[Prompt]
Could you restate all of the entries, word for word?

[Study material]
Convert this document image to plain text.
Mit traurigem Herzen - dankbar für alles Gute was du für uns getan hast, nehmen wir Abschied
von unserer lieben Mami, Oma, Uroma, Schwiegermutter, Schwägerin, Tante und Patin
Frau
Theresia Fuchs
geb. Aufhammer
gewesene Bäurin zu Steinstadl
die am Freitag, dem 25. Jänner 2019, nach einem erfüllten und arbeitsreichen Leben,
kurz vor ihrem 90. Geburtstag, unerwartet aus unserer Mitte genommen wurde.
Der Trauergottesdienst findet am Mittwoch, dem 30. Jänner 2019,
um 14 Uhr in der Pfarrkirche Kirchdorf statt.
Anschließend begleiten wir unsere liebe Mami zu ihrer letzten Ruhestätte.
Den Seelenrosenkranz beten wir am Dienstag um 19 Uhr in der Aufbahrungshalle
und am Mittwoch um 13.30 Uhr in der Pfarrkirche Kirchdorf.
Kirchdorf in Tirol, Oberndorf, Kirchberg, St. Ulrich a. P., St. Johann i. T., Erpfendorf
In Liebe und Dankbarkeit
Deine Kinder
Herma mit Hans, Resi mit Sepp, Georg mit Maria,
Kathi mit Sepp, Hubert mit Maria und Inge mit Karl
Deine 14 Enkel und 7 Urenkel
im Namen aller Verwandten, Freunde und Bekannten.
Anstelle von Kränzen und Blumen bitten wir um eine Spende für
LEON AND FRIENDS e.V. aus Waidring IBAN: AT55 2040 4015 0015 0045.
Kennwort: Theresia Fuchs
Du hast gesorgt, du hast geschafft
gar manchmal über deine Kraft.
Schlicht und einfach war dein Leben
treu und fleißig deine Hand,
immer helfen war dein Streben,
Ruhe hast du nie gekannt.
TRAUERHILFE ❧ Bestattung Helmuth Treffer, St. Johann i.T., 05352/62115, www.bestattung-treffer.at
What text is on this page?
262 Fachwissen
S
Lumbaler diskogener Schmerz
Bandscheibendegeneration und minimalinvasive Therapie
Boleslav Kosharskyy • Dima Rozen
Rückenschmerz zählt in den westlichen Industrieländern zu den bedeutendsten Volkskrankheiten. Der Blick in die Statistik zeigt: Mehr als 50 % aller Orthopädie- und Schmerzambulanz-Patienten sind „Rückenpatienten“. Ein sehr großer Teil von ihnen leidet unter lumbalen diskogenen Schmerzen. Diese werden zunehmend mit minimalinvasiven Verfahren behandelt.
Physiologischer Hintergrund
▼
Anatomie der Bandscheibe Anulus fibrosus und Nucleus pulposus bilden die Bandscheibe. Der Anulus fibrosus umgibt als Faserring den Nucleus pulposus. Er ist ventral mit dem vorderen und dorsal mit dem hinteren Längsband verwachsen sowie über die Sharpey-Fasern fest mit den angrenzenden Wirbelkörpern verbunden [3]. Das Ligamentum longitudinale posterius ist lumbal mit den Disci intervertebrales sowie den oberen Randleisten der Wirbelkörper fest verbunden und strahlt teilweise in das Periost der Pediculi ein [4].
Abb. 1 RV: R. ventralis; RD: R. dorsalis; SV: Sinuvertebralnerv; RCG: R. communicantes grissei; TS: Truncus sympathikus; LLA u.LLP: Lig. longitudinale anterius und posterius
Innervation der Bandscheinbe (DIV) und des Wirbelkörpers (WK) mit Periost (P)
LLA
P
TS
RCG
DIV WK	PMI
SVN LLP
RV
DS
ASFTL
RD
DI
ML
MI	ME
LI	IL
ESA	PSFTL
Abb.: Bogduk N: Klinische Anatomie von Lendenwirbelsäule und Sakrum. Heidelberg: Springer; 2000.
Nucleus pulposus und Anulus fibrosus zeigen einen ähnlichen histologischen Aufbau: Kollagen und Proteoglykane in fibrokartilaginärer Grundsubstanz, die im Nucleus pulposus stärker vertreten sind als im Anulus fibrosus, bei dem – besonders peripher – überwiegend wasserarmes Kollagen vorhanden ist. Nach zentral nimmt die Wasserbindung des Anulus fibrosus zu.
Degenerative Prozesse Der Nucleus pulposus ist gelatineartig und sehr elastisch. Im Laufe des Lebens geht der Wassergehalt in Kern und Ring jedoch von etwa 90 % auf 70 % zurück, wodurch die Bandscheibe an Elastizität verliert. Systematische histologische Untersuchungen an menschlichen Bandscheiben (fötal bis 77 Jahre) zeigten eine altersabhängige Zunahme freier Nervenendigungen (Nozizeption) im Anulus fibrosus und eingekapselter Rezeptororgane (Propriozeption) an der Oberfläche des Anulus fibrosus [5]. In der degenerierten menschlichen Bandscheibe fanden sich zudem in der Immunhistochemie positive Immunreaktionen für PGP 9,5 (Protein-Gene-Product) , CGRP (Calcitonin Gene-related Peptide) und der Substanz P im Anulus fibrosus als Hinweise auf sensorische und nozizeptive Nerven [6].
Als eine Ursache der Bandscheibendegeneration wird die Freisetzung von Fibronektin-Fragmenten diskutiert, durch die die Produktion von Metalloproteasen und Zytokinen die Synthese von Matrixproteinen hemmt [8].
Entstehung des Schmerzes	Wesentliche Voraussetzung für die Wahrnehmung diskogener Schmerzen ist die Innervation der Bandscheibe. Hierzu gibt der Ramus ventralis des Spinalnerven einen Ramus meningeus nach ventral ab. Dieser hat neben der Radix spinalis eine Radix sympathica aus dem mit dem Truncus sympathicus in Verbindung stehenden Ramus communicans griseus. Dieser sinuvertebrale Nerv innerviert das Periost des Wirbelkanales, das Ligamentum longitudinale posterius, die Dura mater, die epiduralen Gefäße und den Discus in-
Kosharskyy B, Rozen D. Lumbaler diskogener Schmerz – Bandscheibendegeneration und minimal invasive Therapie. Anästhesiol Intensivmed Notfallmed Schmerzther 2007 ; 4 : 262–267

[Answer for the task]
Convert this document image to plain text.
Mit traurigem Herzen - dankbar für alles Gute was du für uns getan hast, nehmen wir Abschied
von unserer lieben Mami, Oma, Uroma, Schwiegermutter, Schwägerin, Tante und Patin
Frau
Theresia Fuchs
geb. Aufhammer
gewesene Bäurin zu Steinstadl
die am Freitag, dem 25. Jänner 2019, nach einem erfüllten und arbeitsreichen Leben,
kurz vor ihrem 90. Geburtstag, unerwartet aus unserer Mitte genommen wurde.
Der Trauergottesdienst findet am Mittwoch, dem 30. Jänner 2019,
um 14 Uhr in der Pfarrkirche Kirchdorf statt.
Anschließend begleiten wir unsere liebe Mami zu ihrer letzten Ruhestätte.
Den Seelenrosenkranz beten wir am Dienstag um 19 Uhr in der Aufbahrungshalle
und am Mittwoch um 13.30 Uhr in der Pfarrkirche Kirchdorf.
Kirchdorf in Tirol, Oberndorf, Kirchberg, St. Ulrich a. P., St. Johann i. T., Erpfendorf
In Liebe und Dankbarkeit
Deine Kinder
Herma mit Hans, Resi mit Sepp, Georg mit Maria,
Kathi mit Sepp, Hubert mit Maria und Inge mit Karl
Deine 14 Enkel und 7 Urenkel
im Namen aller Verwandten, Freunde und Bekannten.
Anstelle von Kränzen und Blumen bitten wir um eine Spende für
LEON AND FRIENDS e.V. aus Waidring IBAN: AT55 2040 4015 0015 0045.
Kennwort: Theresia Fuchs
Du hast gesorgt, du hast geschafft
gar manchmal über deine Kraft.
Schlicht und einfach war dein Leben
treu und fleißig deine Hand,
immer helfen war dein Streben,
Ruhe hast du nie gekannt.
TRAUERHILFE ❧ Bestattung Helmuth Treffer, St. Johann i.T., 05352/62115, www.bestattung-treffer.at
What text is on this page?
262 Fachwissen
S
Lumbaler diskogener Schmerz
Bandscheibendegeneration und minimalinvasive Therapie
Boleslav Kosharskyy • Dima Rozen
Rückenschmerz zählt in den westlichen Industrieländern zu den bedeutendsten Volkskrankheiten. Der Blick in die Statistik zeigt: Mehr als 50 % aller Orthopädie- und Schmerzambulanz-Patienten sind „Rückenpatienten“. Ein sehr großer Teil von ihnen leidet unter lumbalen diskogenen Schmerzen. Diese werden zunehmend mit minimalinvasiven Verfahren behandelt.
Physiologischer Hintergrund
▼
Anatomie der Bandscheibe Anulus fibrosus und Nucleus pulposus bilden die Bandscheibe. Der Anulus fibrosus umgibt als Faserring den Nucleus pulposus. Er ist ventral mit dem vorderen und dorsal mit dem hinteren Längsband verwachsen sowie über die Sharpey-Fasern fest mit den angrenzenden Wirbelkörpern verbunden [3]. Das Ligamentum longitudinale posterius ist lumbal mit den Disci intervertebrales sowie den oberen Randleisten der Wirbelkörper fest verbunden und strahlt teilweise in das Periost der Pediculi ein [4].
Abb. 1 RV: R. ventralis; RD: R. dorsalis; SV: Sinuvertebralnerv; RCG: R. communicantes grissei; TS: Truncus sympathikus; LLA u.LLP: Lig. longitudinale anterius und posterius
Innervation der Bandscheinbe (DIV) und des Wirbelkörpers (WK) mit Periost (P)
LLA
P
TS
RCG
DIV WK	PMI
SVN LLP
RV
DS
ASFTL
RD
DI
ML
MI	ME
LI	IL
ESA	PSFTL
Abb.: Bogduk N: Klinische Anatomie von Lendenwirbelsäule und Sakrum. Heidelberg: Springer; 2000.
Nucleus pulposus und Anulus fibrosus zeigen einen ähnlichen histologischen Aufbau: Kollagen und Proteoglykane in fibrokartilaginärer Grundsubstanz, die im Nucleus pulposus stärker vertreten sind als im Anulus fibrosus, bei dem – besonders peripher – überwiegend wasserarmes Kollagen vorhanden ist. Nach zentral nimmt die Wasserbindung des Anulus fibrosus zu.
Degenerative Prozesse Der Nucleus pulposus ist gelatineartig und sehr elastisch. Im Laufe des Lebens geht der Wassergehalt in Kern und Ring jedoch von etwa 90 % auf 70 % zurück, wodurch die Bandscheibe an Elastizität verliert. Systematische histologische Untersuchungen an menschlichen Bandscheiben (fötal bis 77 Jahre) zeigten eine altersabhängige Zunahme freier Nervenendigungen (Nozizeption) im Anulus fibrosus und eingekapselter Rezeptororgane (Propriozeption) an der Oberfläche des Anulus fibrosus [5]. In der degenerierten menschlichen Bandscheibe fanden sich zudem in der Immunhistochemie positive Immunreaktionen für PGP 9,5 (Protein-Gene-Product) , CGRP (Calcitonin Gene-related Peptide) und der Substanz P im Anulus fibrosus als Hinweise auf sensorische und nozizeptive Nerven [6].
Als eine Ursache der Bandscheibendegeneration wird die Freisetzung von Fibronektin-Fragmenten diskutiert, durch die die Produktion von Metalloproteasen und Zytokinen die Synthese von Matrixproteinen hemmt [8].
Entstehung des Schmerzes	Wesentliche Voraussetzung für die Wahrnehmung diskogener Schmerzen ist die Innervation der Bandscheibe. Hierzu gibt der Ramus ventralis des Spinalnerven einen Ramus meningeus nach ventral ab. Dieser hat neben der Radix spinalis eine Radix sympathica aus dem mit dem Truncus sympathicus in Verbindung stehenden Ramus communicans griseus. Dieser sinuvertebrale Nerv innerviert das Periost des Wirbelkanales, das Ligamentum longitudinale posterius, die Dura mater, die epiduralen Gefäße und den Discus in-
Kosharskyy B, Rozen D. Lumbaler diskogener Schmerz – Bandscheibendegeneration und minimal invasive Therapie. Anästhesiol Intensivmed Notfallmed Schmerzther 2007 ; 4 : 262–267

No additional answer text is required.